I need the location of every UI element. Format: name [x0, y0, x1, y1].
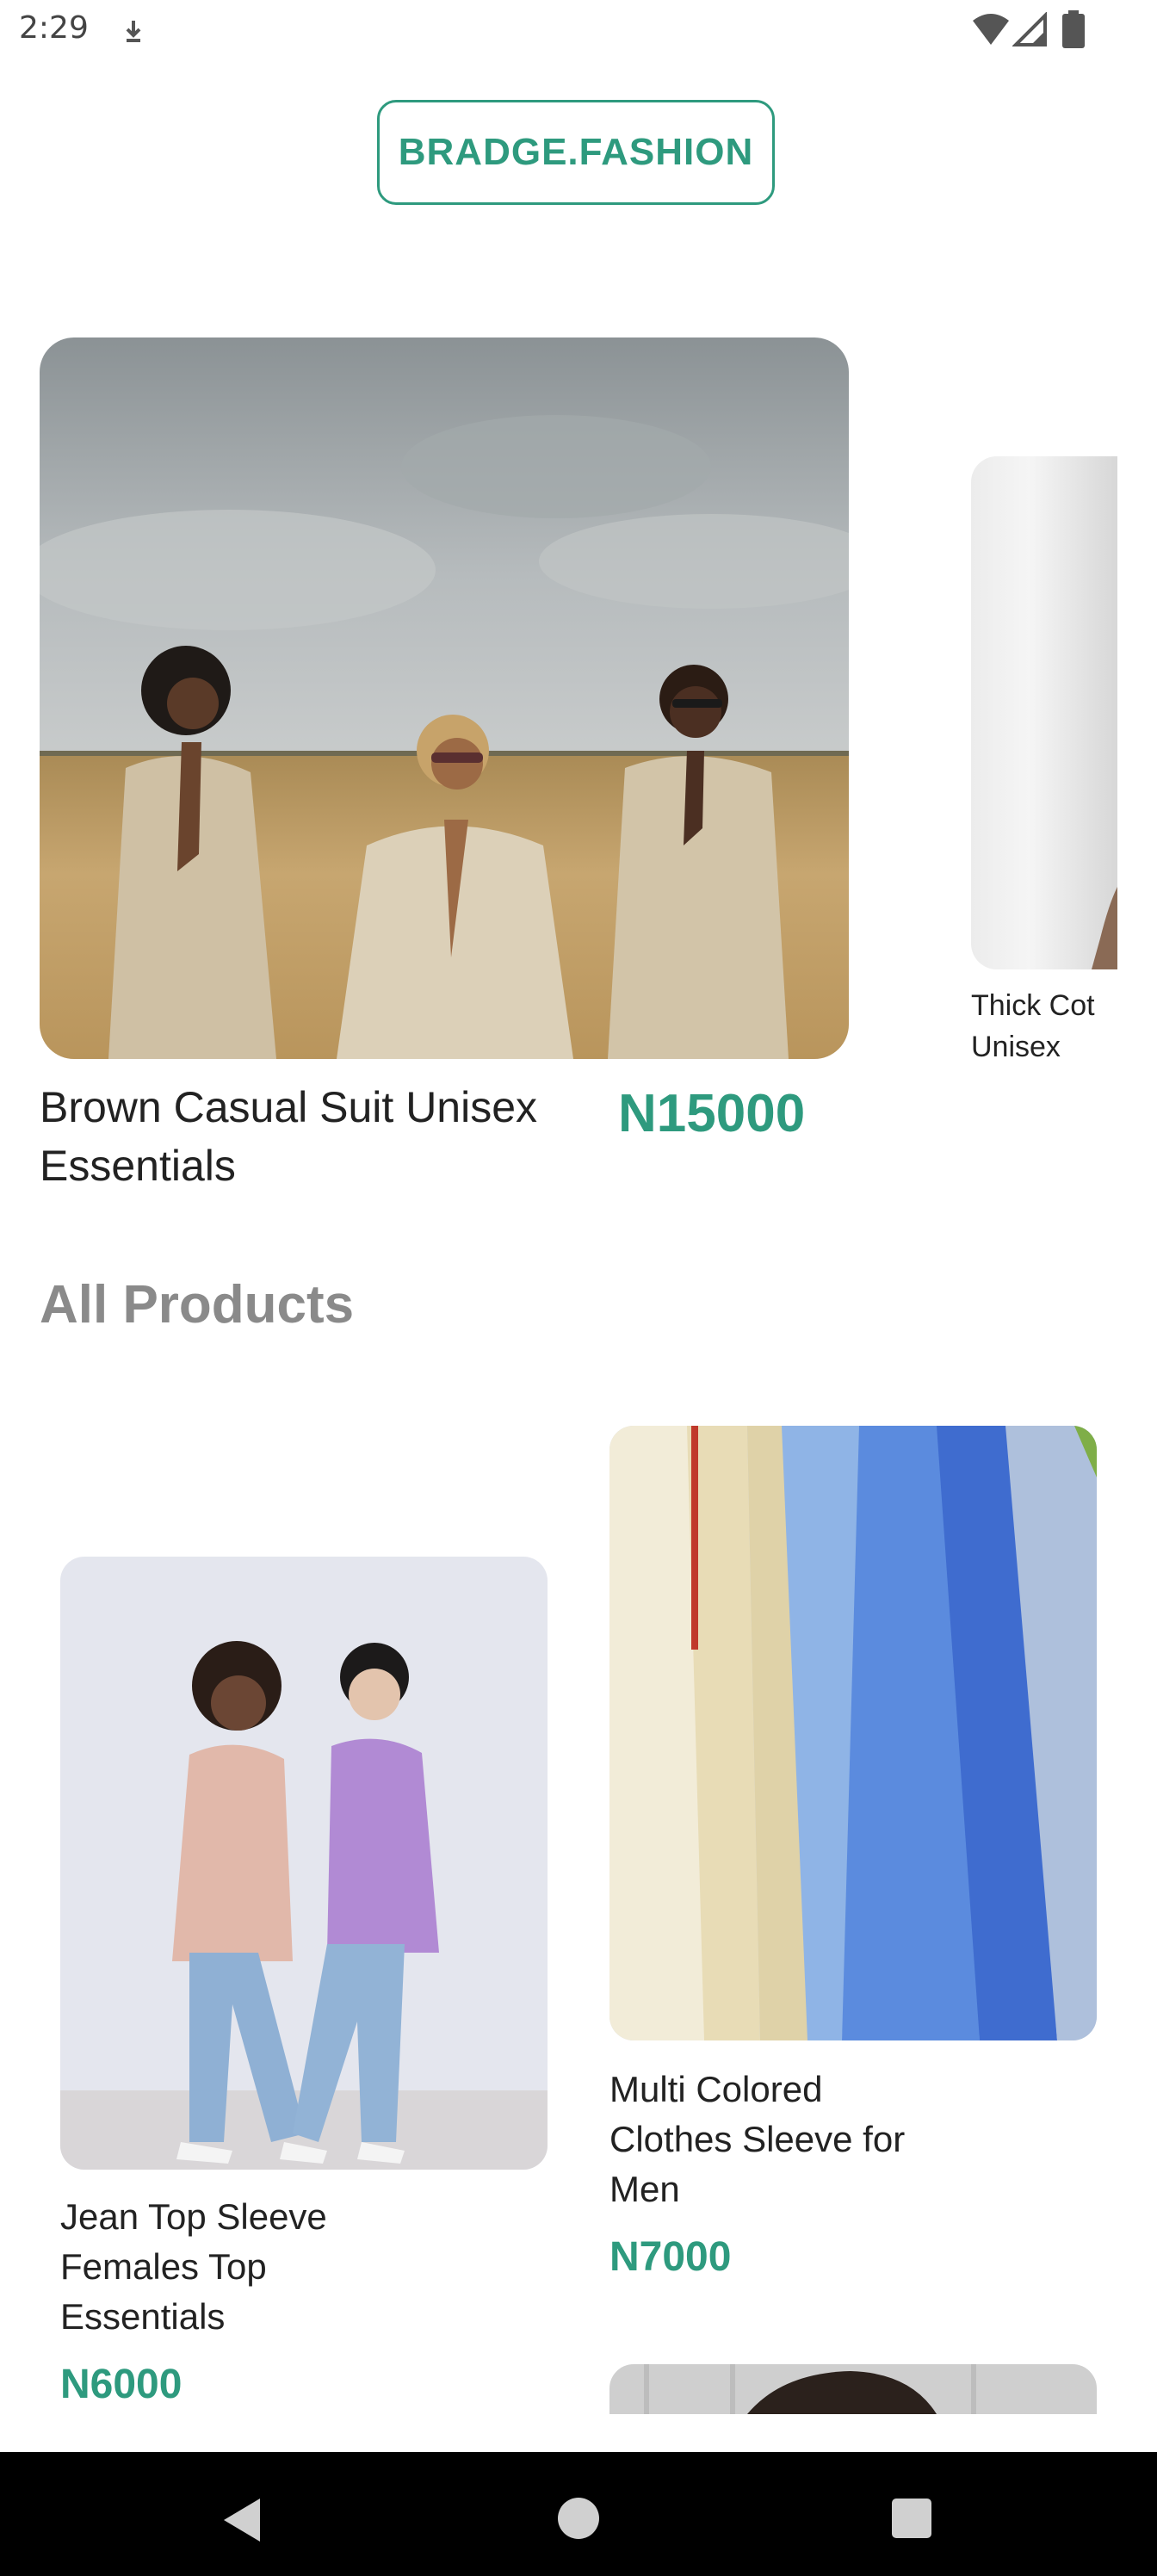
- navigation-bar: [0, 2452, 1157, 2576]
- product-price: N7000: [609, 2234, 732, 2280]
- next-featured-product-image[interactable]: [971, 456, 1117, 969]
- product-name-line: Females Top: [60, 2246, 267, 2287]
- product-name-line: Jean Top Sleeve: [60, 2196, 327, 2237]
- product-price: N6000: [60, 2362, 183, 2407]
- next-featured-name-line2: Unisex: [971, 1031, 1061, 1063]
- product-name-line: Multi Colored: [609, 2069, 823, 2109]
- featured-product-image[interactable]: [40, 337, 849, 1059]
- cellular-signal-icon: [1012, 12, 1047, 46]
- next-featured-name-line1: Thick Cot: [971, 989, 1095, 1022]
- recents-icon[interactable]: [892, 2499, 931, 2538]
- featured-product-price: N15000: [618, 1084, 806, 1143]
- wifi-icon: [973, 14, 1009, 45]
- home-icon[interactable]: [557, 2497, 600, 2540]
- product-name[interactable]: Multi Colored Clothes Sleeve for Men: [609, 2065, 1005, 2214]
- product-image[interactable]: [60, 1557, 548, 2170]
- battery-icon: [1062, 10, 1085, 48]
- brand-logo[interactable]: BRADGE.FASHION: [377, 100, 775, 205]
- brand-logo-text: BRADGE.FASHION: [398, 131, 754, 173]
- back-icon[interactable]: [220, 2497, 263, 2543]
- product-name[interactable]: Jean Top Sleeve Females Top Essentials: [60, 2192, 456, 2342]
- product-image[interactable]: [609, 2364, 1097, 2414]
- status-bar: 2:29: [0, 0, 1157, 62]
- all-products-title: All Products: [40, 1275, 355, 1334]
- product-name-line: Essentials: [60, 2296, 226, 2337]
- status-time: 2:29: [19, 10, 89, 46]
- download-icon: [126, 21, 141, 42]
- product-name-line: Men: [609, 2169, 680, 2209]
- next-featured-product-name[interactable]: Thick Cot Unisex: [971, 985, 1117, 1068]
- product-name-line: Clothes Sleeve for: [609, 2119, 906, 2159]
- product-image[interactable]: [609, 1426, 1097, 2040]
- featured-product-name[interactable]: Brown Casual Suit Unisex Essentials: [40, 1078, 625, 1195]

Work to complete
Write out the entries between the line holding "- navigation-bar: [0, 2452, 1157, 2576]" and the line holding "- home-icon[interactable]: [557, 2497, 600, 2540]", inclusive, with nothing changed.

Solution
- navigation-bar: [0, 2452, 1157, 2576]
- product-price: N7000: [609, 2234, 732, 2280]
- next-featured-product-image[interactable]: [971, 456, 1117, 969]
- product-name-line: Females Top: [60, 2246, 267, 2287]
- product-name-line: Jean Top Sleeve: [60, 2196, 327, 2237]
- product-price: N6000: [60, 2362, 183, 2407]
- next-featured-name-line2: Unisex: [971, 1031, 1061, 1063]
- product-name-line: Multi Colored: [609, 2069, 823, 2109]
- featured-product-image[interactable]: [40, 337, 849, 1059]
- cellular-signal-icon: [1012, 12, 1047, 46]
- next-featured-name-line1: Thick Cot: [971, 989, 1095, 1022]
- recents-icon[interactable]: [892, 2499, 931, 2538]
- featured-product-price: N15000: [618, 1084, 806, 1143]
- wifi-icon: [973, 14, 1009, 45]
- home-icon[interactable]: [557, 2497, 600, 2540]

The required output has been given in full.